#### [WHAT YOU HAVE TO DO]
Repeat the lines below exactly as they appear, but leave out the images.

#### [MATERIAL PROVIDED]

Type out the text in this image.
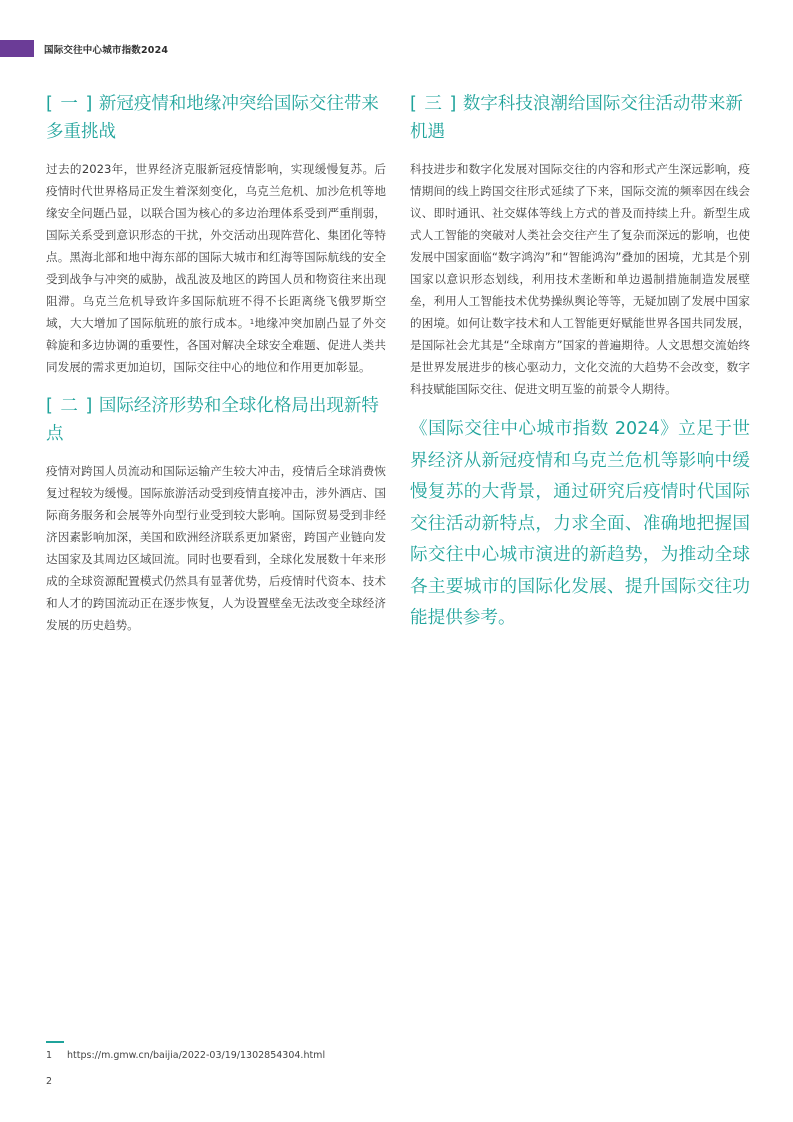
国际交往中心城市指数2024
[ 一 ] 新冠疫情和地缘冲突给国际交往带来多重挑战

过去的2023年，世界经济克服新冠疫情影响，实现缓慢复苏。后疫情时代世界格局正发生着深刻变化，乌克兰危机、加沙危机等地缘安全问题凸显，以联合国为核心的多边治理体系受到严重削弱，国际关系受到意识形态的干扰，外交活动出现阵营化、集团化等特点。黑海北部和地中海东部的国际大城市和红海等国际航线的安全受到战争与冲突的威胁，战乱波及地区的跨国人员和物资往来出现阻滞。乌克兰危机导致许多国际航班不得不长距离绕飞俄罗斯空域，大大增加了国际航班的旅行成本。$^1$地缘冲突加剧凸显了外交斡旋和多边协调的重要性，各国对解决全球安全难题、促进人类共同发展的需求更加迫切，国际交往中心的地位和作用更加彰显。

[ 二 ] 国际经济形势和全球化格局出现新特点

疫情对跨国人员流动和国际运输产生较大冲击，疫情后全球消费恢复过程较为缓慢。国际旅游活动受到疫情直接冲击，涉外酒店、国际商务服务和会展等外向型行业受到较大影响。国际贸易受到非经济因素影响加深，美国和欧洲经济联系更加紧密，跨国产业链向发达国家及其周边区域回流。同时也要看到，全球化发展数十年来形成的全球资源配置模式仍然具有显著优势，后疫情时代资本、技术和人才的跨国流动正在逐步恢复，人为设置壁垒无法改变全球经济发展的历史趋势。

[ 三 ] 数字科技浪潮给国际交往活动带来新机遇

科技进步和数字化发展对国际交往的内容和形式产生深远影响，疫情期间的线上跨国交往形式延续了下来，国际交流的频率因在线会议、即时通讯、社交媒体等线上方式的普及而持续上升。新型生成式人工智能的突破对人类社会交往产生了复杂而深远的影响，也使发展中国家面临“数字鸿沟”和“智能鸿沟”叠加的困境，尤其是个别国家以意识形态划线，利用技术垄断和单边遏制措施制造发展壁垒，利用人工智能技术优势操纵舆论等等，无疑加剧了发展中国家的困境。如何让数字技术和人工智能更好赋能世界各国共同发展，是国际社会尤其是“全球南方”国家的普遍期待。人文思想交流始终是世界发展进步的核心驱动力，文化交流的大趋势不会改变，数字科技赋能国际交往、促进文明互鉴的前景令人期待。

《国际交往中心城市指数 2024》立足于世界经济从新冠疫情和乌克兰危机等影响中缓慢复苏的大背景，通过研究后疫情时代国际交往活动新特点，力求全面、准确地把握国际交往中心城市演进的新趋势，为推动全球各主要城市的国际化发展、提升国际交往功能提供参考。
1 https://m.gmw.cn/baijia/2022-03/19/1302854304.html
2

#### [WRITTEN SOLUTION]
Type out the text in this image.
国际交往中心城市指数2024
[ 一 ] 新冠疫情和地缘冲突给国际交往带来多重挑战

过去的2023年，世界经济克服新冠疫情影响，实现缓慢复苏。后疫情时代世界格局正发生着深刻变化，乌克兰危机、加沙危机等地缘安全问题凸显，以联合国为核心的多边治理体系受到严重削弱，国际关系受到意识形态的干扰，外交活动出现阵营化、集团化等特点。黑海北部和地中海东部的国际大城市和红海等国际航线的安全受到战争与冲突的威胁，战乱波及地区的跨国人员和物资往来出现阻滞。乌克兰危机导致许多国际航班不得不长距离绕飞俄罗斯空域，大大增加了国际航班的旅行成本。$^1$地缘冲突加剧凸显了外交斡旋和多边协调的重要性，各国对解决全球安全难题、促进人类共同发展的需求更加迫切，国际交往中心的地位和作用更加彰显。

[ 二 ] 国际经济形势和全球化格局出现新特点

疫情对跨国人员流动和国际运输产生较大冲击，疫情后全球消费恢复过程较为缓慢。国际旅游活动受到疫情直接冲击，涉外酒店、国际商务服务和会展等外向型行业受到较大影响。国际贸易受到非经济因素影响加深，美国和欧洲经济联系更加紧密，跨国产业链向发达国家及其周边区域回流。同时也要看到，全球化发展数十年来形成的全球资源配置模式仍然具有显著优势，后疫情时代资本、技术和人才的跨国流动正在逐步恢复，人为设置壁垒无法改变全球经济发展的历史趋势。

[ 三 ] 数字科技浪潮给国际交往活动带来新机遇

科技进步和数字化发展对国际交往的内容和形式产生深远影响，疫情期间的线上跨国交往形式延续了下来，国际交流的频率因在线会议、即时通讯、社交媒体等线上方式的普及而持续上升。新型生成式人工智能的突破对人类社会交往产生了复杂而深远的影响，也使发展中国家面临“数字鸿沟”和“智能鸿沟”叠加的困境，尤其是个别国家以意识形态划线，利用技术垄断和单边遏制措施制造发展壁垒，利用人工智能技术优势操纵舆论等等，无疑加剧了发展中国家的困境。如何让数字技术和人工智能更好赋能世界各国共同发展，是国际社会尤其是“全球南方”国家的普遍期待。人文思想交流始终是世界发展进步的核心驱动力，文化交流的大趋势不会改变，数字科技赋能国际交往、促进文明互鉴的前景令人期待。

《国际交往中心城市指数 2024》立足于世界经济从新冠疫情和乌克兰危机等影响中缓慢复苏的大背景，通过研究后疫情时代国际交往活动新特点，力求全面、准确地把握国际交往中心城市演进的新趋势，为推动全球各主要城市的国际化发展、提升国际交往功能提供参考。
1 https://m.gmw.cn/baijia/2022-03/19/1302854304.html
2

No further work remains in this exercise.